Source data>
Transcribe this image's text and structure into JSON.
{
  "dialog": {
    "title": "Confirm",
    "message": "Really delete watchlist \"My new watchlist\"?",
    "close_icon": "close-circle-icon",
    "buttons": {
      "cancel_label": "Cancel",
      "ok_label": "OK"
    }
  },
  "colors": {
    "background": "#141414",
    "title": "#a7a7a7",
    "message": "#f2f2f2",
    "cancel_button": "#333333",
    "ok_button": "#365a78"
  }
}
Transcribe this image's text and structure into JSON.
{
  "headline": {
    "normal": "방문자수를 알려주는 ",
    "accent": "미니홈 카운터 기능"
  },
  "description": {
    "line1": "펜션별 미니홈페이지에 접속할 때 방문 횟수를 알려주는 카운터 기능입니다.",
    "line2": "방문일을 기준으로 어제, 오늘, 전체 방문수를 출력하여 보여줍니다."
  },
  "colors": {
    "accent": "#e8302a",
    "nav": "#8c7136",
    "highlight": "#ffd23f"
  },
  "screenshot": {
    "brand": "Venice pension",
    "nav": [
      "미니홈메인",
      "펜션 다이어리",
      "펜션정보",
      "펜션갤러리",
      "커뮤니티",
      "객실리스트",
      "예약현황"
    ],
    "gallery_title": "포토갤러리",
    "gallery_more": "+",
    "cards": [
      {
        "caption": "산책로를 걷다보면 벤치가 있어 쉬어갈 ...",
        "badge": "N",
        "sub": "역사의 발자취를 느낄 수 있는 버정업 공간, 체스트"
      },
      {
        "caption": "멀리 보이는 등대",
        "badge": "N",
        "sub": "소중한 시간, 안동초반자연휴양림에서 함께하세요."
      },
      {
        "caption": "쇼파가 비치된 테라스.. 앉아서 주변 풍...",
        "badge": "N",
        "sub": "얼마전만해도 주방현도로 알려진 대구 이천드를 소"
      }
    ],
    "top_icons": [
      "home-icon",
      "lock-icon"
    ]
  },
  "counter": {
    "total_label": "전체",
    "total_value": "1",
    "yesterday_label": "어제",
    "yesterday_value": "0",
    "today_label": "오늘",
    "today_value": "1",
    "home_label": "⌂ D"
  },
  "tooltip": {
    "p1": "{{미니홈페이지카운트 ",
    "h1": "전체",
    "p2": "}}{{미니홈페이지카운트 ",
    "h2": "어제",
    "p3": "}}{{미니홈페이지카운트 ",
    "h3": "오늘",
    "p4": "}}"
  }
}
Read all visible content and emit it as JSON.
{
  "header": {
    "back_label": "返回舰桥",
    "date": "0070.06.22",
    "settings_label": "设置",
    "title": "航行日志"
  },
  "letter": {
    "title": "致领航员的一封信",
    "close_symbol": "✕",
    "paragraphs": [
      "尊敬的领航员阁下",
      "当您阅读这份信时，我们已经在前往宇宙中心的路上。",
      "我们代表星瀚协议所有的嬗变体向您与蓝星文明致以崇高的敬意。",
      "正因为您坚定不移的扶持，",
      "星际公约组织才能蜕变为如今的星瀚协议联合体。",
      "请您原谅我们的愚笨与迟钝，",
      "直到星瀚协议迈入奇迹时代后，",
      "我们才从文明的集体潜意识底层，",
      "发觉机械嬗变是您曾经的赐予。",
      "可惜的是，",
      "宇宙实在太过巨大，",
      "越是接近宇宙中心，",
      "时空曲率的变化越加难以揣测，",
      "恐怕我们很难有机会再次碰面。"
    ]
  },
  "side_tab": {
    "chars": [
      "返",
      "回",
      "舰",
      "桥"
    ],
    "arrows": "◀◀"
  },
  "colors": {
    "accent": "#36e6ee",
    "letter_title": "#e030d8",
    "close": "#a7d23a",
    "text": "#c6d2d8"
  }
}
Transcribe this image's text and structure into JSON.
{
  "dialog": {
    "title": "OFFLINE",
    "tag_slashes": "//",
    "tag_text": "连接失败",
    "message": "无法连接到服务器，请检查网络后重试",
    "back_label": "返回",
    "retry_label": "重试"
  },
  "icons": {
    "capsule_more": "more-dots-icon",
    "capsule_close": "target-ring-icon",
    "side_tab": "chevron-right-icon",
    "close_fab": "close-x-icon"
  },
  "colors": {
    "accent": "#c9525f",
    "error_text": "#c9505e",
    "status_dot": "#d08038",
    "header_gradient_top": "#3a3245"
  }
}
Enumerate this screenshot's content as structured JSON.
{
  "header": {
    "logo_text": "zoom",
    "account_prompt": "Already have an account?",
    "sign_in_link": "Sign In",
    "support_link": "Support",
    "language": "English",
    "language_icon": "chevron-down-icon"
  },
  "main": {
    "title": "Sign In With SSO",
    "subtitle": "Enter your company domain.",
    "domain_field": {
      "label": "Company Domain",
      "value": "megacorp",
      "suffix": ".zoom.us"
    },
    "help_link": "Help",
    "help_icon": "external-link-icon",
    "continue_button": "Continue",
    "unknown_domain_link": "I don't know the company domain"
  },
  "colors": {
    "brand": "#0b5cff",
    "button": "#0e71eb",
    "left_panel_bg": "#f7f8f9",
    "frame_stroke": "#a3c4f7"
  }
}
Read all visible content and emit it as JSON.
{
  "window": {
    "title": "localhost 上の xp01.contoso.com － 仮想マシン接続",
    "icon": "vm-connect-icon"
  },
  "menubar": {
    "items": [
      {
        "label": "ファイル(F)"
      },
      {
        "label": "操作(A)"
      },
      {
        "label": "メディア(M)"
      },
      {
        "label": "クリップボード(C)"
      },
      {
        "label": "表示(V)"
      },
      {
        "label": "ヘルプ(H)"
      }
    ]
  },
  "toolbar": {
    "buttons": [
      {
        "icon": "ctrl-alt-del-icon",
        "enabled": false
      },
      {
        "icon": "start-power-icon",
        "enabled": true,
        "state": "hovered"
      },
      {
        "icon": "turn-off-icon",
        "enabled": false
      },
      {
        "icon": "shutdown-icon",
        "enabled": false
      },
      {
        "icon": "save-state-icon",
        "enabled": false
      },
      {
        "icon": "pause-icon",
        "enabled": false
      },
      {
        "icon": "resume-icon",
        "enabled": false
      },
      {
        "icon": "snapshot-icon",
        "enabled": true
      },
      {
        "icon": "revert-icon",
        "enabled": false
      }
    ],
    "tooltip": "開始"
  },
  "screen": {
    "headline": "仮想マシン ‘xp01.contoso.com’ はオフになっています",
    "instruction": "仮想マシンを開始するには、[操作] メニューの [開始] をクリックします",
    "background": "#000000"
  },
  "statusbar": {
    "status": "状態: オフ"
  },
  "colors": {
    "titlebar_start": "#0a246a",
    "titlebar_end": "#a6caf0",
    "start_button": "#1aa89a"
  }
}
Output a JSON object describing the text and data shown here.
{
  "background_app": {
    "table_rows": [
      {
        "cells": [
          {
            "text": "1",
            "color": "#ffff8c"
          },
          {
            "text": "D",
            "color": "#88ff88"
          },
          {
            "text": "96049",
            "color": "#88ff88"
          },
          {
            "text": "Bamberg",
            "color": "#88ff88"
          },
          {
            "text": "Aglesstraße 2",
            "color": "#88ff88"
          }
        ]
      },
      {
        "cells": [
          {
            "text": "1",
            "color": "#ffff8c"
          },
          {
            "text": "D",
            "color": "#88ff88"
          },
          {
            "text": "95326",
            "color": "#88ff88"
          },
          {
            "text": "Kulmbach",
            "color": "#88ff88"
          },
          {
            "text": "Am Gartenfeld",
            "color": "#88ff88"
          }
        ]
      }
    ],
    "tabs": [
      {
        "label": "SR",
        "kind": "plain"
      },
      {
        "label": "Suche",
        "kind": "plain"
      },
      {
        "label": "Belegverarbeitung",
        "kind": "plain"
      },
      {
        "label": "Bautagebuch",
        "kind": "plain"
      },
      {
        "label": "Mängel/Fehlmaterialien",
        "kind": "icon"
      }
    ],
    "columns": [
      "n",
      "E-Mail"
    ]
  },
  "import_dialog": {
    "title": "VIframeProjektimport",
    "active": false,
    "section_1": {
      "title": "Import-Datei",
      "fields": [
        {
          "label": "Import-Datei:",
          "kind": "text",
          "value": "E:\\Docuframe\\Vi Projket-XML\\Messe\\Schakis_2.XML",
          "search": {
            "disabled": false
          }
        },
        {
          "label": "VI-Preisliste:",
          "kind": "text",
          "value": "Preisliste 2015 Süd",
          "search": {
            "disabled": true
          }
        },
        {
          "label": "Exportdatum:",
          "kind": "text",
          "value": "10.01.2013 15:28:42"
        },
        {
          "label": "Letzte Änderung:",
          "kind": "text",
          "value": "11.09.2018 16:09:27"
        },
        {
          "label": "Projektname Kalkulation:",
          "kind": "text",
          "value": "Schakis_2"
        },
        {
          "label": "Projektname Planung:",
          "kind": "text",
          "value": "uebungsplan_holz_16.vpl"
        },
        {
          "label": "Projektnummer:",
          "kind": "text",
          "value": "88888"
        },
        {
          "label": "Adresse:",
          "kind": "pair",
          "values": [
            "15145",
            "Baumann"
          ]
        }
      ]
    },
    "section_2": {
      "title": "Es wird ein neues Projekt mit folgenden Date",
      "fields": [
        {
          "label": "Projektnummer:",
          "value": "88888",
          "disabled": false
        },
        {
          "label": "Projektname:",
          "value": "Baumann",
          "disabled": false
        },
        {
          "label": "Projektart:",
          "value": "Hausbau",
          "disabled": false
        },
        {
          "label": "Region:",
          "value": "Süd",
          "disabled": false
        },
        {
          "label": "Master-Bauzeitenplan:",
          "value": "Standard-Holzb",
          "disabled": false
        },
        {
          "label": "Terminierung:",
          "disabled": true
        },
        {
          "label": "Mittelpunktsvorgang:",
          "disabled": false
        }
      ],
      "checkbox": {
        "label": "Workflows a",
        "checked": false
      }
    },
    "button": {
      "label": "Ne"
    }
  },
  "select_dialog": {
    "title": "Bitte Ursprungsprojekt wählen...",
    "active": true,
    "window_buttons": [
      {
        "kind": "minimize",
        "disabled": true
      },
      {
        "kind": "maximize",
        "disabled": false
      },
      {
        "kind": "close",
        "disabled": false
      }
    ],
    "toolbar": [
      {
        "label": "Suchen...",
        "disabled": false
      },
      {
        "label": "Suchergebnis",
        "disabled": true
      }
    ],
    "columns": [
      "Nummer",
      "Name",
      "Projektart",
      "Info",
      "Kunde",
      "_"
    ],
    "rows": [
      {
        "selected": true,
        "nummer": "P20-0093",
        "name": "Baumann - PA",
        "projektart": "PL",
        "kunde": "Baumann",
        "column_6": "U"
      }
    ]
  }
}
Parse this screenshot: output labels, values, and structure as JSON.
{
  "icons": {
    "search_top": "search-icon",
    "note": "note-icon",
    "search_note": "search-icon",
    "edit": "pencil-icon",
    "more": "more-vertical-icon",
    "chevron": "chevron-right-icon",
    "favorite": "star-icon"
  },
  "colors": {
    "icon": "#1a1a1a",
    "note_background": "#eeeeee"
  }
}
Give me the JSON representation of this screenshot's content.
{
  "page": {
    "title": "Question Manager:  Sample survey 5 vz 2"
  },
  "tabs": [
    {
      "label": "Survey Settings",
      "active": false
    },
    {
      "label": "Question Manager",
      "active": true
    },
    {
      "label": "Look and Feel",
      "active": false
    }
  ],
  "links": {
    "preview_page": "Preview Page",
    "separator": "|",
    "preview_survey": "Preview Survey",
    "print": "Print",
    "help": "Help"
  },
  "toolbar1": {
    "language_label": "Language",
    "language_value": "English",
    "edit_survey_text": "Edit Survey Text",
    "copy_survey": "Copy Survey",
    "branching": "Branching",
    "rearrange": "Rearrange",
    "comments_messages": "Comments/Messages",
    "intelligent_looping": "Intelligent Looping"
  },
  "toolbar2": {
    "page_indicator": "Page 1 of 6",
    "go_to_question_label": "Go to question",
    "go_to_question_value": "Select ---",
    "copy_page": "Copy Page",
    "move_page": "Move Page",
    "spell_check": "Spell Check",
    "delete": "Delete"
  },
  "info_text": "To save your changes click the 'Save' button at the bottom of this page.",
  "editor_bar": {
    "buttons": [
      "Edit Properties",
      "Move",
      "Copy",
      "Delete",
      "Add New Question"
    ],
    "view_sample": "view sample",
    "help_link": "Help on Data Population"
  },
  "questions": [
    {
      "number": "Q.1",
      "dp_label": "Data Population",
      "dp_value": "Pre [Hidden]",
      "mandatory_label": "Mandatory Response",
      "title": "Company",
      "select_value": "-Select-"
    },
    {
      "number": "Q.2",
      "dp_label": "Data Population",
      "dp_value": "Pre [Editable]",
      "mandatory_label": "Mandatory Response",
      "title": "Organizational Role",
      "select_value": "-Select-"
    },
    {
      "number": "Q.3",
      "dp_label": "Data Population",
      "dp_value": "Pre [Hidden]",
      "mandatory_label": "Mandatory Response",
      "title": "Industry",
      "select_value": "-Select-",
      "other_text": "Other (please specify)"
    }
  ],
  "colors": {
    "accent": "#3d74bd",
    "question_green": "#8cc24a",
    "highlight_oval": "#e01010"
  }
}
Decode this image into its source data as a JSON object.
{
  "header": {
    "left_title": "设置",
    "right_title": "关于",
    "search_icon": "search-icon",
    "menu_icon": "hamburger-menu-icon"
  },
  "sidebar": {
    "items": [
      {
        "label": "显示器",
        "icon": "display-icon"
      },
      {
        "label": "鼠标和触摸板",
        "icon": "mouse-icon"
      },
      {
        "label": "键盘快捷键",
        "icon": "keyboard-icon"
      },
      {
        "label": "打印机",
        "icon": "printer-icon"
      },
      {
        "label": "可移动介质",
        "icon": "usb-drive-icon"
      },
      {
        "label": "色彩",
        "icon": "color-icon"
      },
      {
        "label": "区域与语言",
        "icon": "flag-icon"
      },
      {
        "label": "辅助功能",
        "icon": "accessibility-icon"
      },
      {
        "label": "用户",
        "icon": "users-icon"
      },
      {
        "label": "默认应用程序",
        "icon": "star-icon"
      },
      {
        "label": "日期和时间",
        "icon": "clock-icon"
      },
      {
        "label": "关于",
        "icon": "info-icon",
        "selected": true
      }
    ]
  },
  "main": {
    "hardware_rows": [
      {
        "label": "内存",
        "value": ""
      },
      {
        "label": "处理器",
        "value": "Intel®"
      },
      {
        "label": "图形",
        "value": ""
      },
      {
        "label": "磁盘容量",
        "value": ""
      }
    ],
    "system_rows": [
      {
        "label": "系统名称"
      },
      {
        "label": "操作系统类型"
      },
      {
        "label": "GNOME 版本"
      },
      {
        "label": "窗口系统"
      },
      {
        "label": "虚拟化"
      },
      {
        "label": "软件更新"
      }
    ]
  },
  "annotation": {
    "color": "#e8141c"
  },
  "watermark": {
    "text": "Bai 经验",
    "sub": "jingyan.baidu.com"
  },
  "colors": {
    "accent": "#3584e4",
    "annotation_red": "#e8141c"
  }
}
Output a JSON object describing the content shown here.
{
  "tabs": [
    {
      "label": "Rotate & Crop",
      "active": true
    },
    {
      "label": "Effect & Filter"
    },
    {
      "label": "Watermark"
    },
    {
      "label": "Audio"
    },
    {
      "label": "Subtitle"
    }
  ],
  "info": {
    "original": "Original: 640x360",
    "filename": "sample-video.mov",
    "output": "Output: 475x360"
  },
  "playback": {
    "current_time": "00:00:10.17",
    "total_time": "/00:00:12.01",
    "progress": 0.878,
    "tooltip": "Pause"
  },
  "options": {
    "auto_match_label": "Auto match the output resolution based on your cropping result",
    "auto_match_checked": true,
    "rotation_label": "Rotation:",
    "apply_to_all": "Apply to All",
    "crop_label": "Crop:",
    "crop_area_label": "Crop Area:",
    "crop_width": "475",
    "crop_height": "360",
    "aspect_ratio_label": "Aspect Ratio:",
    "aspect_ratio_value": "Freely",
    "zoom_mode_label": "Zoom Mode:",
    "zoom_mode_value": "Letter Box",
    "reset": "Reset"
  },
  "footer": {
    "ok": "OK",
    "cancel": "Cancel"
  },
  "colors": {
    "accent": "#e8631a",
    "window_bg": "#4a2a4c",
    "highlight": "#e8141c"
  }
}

EXERCISE DIRECTIONS> Give only a number: how many lines of the data hold the string "headline"?

TASK ANSWER> 2